Exercise data -
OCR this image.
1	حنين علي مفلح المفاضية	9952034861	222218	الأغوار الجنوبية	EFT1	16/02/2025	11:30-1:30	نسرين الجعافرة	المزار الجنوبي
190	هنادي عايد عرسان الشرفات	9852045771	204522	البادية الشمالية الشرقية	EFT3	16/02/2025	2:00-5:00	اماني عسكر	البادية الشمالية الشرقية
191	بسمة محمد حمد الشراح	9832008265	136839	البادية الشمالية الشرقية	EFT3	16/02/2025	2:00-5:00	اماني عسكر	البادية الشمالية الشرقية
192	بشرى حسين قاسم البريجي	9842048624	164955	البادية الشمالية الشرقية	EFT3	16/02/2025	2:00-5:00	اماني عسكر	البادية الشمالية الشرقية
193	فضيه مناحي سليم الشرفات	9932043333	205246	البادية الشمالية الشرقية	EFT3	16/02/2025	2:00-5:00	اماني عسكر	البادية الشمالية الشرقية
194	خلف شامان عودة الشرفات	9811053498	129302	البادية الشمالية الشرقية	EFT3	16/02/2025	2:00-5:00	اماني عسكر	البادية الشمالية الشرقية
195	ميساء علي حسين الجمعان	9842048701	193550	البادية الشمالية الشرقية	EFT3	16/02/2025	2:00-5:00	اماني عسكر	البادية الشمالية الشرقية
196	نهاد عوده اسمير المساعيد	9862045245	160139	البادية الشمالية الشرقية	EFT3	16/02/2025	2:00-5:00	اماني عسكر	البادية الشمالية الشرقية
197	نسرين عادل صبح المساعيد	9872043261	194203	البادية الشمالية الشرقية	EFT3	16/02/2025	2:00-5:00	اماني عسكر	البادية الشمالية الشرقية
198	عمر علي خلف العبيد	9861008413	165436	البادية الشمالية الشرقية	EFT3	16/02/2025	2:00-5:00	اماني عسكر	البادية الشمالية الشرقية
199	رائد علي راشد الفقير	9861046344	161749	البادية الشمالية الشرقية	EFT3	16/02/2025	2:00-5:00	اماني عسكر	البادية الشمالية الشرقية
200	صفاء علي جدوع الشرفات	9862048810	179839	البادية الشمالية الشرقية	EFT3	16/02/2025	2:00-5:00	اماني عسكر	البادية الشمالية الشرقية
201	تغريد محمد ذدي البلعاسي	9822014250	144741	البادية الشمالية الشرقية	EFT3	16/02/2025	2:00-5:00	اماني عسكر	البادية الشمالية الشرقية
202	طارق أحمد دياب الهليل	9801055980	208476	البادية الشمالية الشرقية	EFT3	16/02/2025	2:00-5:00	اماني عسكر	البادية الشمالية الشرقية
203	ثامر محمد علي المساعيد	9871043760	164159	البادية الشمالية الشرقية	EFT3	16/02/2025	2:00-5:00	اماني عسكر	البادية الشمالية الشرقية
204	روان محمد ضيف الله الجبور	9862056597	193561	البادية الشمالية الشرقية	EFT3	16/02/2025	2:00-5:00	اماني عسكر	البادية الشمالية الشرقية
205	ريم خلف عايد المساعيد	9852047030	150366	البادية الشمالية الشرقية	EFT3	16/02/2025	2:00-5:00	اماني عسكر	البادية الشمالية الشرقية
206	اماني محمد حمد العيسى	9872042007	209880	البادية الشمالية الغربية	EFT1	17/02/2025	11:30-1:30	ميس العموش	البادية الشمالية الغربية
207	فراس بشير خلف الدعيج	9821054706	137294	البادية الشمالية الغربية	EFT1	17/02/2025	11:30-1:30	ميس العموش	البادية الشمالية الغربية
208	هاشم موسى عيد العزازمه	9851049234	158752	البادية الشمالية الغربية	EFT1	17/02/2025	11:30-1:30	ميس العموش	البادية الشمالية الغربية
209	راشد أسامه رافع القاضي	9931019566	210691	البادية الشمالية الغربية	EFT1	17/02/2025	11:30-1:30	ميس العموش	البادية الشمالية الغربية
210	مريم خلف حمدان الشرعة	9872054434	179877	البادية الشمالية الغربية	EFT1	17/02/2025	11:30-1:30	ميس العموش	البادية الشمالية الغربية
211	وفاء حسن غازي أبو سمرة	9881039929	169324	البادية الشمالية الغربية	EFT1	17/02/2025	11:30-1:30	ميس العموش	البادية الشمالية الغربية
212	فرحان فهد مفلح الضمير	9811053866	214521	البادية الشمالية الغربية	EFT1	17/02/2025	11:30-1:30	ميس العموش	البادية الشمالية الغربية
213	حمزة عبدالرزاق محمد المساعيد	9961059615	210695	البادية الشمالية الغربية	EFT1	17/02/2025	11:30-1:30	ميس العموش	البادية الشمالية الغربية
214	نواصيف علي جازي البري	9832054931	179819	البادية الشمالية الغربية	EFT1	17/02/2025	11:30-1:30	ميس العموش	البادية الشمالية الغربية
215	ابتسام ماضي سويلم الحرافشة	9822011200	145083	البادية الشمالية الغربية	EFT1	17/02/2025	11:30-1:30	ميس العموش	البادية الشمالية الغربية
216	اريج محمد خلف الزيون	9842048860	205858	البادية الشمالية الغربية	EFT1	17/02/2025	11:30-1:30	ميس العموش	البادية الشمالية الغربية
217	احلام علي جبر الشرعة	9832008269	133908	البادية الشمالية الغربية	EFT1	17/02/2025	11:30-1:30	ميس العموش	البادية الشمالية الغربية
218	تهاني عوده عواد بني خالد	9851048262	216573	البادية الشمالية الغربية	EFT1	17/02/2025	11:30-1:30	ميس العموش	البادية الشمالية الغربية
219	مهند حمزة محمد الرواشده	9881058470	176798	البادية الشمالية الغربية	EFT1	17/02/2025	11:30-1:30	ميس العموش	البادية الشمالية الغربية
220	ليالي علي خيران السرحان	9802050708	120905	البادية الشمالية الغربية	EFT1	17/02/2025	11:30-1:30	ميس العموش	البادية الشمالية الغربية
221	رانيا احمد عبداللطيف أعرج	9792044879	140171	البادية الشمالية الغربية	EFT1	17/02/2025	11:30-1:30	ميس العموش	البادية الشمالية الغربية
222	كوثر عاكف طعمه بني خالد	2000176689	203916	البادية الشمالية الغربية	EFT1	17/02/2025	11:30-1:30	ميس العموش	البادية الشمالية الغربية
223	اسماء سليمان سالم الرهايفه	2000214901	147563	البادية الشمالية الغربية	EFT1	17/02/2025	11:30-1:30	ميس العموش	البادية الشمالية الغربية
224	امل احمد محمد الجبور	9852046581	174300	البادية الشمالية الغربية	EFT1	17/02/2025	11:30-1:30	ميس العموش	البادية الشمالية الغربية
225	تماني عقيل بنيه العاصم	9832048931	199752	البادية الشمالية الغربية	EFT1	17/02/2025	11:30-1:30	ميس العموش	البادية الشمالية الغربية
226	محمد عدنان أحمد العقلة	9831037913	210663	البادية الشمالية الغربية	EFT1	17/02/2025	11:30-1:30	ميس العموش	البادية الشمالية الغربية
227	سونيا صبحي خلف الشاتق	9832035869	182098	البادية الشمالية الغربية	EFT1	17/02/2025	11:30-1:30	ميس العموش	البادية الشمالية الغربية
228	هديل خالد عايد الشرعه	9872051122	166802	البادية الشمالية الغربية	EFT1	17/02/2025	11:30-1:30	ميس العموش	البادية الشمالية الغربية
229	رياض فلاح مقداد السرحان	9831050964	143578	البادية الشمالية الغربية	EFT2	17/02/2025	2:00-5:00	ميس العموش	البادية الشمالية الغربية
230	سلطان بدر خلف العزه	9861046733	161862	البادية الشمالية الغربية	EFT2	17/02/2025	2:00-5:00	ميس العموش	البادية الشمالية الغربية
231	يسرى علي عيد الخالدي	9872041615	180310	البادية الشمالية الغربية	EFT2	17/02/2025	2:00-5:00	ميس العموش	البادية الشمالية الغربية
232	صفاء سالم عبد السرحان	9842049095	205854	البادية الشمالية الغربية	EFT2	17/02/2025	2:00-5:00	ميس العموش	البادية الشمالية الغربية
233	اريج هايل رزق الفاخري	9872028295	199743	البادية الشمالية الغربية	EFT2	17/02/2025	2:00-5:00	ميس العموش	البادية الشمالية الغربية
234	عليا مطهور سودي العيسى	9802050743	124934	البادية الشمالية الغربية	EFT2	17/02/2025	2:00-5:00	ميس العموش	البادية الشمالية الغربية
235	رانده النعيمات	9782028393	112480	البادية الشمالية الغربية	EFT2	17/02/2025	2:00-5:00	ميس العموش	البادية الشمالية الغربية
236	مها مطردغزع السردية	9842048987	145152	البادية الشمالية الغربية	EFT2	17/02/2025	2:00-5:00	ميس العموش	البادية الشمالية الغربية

Task instructions - Count the lines above that contain the word "اريج", and reply with only that number.

Written response - 2